**Task details:**
It is required that all of the data be written out exactly.

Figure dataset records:
++++++

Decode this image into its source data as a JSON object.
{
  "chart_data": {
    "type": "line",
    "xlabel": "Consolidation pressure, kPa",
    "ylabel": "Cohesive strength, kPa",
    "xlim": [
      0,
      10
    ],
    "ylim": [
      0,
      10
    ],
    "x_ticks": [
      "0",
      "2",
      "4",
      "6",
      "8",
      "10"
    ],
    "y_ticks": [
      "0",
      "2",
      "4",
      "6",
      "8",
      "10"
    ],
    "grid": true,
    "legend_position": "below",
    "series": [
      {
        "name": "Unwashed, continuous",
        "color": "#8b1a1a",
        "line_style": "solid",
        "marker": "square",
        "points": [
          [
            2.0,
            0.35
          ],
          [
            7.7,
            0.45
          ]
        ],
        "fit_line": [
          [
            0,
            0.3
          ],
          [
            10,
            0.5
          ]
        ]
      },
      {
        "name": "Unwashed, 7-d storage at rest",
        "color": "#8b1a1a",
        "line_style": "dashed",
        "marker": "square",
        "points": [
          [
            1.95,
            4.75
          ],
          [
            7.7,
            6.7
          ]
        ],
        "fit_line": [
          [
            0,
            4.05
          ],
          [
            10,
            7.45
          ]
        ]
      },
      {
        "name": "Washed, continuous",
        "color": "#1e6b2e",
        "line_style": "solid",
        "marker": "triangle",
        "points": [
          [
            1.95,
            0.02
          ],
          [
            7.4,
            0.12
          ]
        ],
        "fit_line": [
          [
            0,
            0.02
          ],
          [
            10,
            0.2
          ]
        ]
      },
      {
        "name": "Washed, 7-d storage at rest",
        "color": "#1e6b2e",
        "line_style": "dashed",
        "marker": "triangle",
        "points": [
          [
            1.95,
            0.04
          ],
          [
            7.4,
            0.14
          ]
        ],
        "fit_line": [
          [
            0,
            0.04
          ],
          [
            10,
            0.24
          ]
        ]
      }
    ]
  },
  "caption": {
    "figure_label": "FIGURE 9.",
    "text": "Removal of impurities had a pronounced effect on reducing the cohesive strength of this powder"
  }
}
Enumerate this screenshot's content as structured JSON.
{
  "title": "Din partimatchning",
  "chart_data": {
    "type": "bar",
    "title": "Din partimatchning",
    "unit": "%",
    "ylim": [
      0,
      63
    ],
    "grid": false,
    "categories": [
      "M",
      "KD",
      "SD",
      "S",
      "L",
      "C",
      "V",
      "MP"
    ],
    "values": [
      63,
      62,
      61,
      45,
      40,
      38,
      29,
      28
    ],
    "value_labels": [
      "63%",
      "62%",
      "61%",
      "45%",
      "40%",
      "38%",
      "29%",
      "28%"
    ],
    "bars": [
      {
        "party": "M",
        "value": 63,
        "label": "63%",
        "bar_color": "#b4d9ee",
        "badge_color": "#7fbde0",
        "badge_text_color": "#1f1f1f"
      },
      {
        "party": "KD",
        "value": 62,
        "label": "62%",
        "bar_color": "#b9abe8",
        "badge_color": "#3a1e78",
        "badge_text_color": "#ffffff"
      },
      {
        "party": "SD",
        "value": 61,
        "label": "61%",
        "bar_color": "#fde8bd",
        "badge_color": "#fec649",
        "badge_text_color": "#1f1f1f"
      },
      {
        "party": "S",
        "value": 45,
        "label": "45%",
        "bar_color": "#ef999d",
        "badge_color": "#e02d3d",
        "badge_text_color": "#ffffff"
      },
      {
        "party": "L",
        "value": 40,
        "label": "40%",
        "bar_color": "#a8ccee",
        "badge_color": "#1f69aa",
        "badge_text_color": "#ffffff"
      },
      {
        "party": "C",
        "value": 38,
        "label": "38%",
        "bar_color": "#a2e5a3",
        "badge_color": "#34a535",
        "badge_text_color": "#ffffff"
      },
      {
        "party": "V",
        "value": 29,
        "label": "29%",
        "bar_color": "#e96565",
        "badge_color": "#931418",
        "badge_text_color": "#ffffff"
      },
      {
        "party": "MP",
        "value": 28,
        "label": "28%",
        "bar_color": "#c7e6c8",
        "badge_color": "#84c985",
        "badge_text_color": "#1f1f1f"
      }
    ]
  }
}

++++++

**Output for this exercise:**
Decode this image into its source data as a JSON object.
{
  "chart_data": {
    "type": "line",
    "xlabel": "Consolidation pressure, kPa",
    "ylabel": "Cohesive strength, kPa",
    "xlim": [
      0,
      10
    ],
    "ylim": [
      0,
      10
    ],
    "x_ticks": [
      "0",
      "2",
      "4",
      "6",
      "8",
      "10"
    ],
    "y_ticks": [
      "0",
      "2",
      "4",
      "6",
      "8",
      "10"
    ],
    "grid": true,
    "legend_position": "below",
    "series": [
      {
        "name": "Unwashed, continuous",
        "color": "#8b1a1a",
        "line_style": "solid",
        "marker": "square",
        "points": [
          [
            2.0,
            0.35
          ],
          [
            7.7,
            0.45
          ]
        ],
        "fit_line": [
          [
            0,
            0.3
          ],
          [
            10,
            0.5
          ]
        ]
      },
      {
        "name": "Unwashed, 7-d storage at rest",
        "color": "#8b1a1a",
        "line_style": "dashed",
        "marker": "square",
        "points": [
          [
            1.95,
            4.75
          ],
          [
            7.7,
            6.7
          ]
        ],
        "fit_line": [
          [
            0,
            4.05
          ],
          [
            10,
            7.45
          ]
        ]
      },
      {
        "name": "Washed, continuous",
        "color": "#1e6b2e",
        "line_style": "solid",
        "marker": "triangle",
        "points": [
          [
            1.95,
            0.02
          ],
          [
            7.4,
            0.12
          ]
        ],
        "fit_line": [
          [
            0,
            0.02
          ],
          [
            10,
            0.2
          ]
        ]
      },
      {
        "name": "Washed, 7-d storage at rest",
        "color": "#1e6b2e",
        "line_style": "dashed",
        "marker": "triangle",
        "points": [
          [
            1.95,
            0.04
          ],
          [
            7.4,
            0.14
          ]
        ],
        "fit_line": [
          [
            0,
            0.04
          ],
          [
            10,
            0.24
          ]
        ]
      }
    ]
  },
  "caption": {
    "figure_label": "FIGURE 9.",
    "text": "Removal of impurities had a pronounced effect on reducing the cohesive strength of this powder"
  }
}
Enumerate this screenshot's content as structured JSON.
{
  "title": "Din partimatchning",
  "chart_data": {
    "type": "bar",
    "title": "Din partimatchning",
    "unit": "%",
    "ylim": [
      0,
      63
    ],
    "grid": false,
    "categories": [
      "M",
      "KD",
      "SD",
      "S",
      "L",
      "C",
      "V",
      "MP"
    ],
    "values": [
      63,
      62,
      61,
      45,
      40,
      38,
      29,
      28
    ],
    "value_labels": [
      "63%",
      "62%",
      "61%",
      "45%",
      "40%",
      "38%",
      "29%",
      "28%"
    ],
    "bars": [
      {
        "party": "M",
        "value": 63,
        "label": "63%",
        "bar_color": "#b4d9ee",
        "badge_color": "#7fbde0",
        "badge_text_color": "#1f1f1f"
      },
      {
        "party": "KD",
        "value": 62,
        "label": "62%",
        "bar_color": "#b9abe8",
        "badge_color": "#3a1e78",
        "badge_text_color": "#ffffff"
      },
      {
        "party": "SD",
        "value": 61,
        "label": "61%",
        "bar_color": "#fde8bd",
        "badge_color": "#fec649",
        "badge_text_color": "#1f1f1f"
      },
      {
        "party": "S",
        "value": 45,
        "label": "45%",
        "bar_color": "#ef999d",
        "badge_color": "#e02d3d",
        "badge_text_color": "#ffffff"
      },
      {
        "party": "L",
        "value": 40,
        "label": "40%",
        "bar_color": "#a8ccee",
        "badge_color": "#1f69aa",
        "badge_text_color": "#ffffff"
      },
      {
        "party": "C",
        "value": 38,
        "label": "38%",
        "bar_color": "#a2e5a3",
        "badge_color": "#34a535",
        "badge_text_color": "#ffffff"
      },
      {
        "party": "V",
        "value": 29,
        "label": "29%",
        "bar_color": "#e96565",
        "badge_color": "#931418",
        "badge_text_color": "#ffffff"
      },
      {
        "party": "MP",
        "value": 28,
        "label": "28%",
        "bar_color": "#c7e6c8",
        "badge_color": "#84c985",
        "badge_text_color": "#1f1f1f"
      }
    ]
  }
}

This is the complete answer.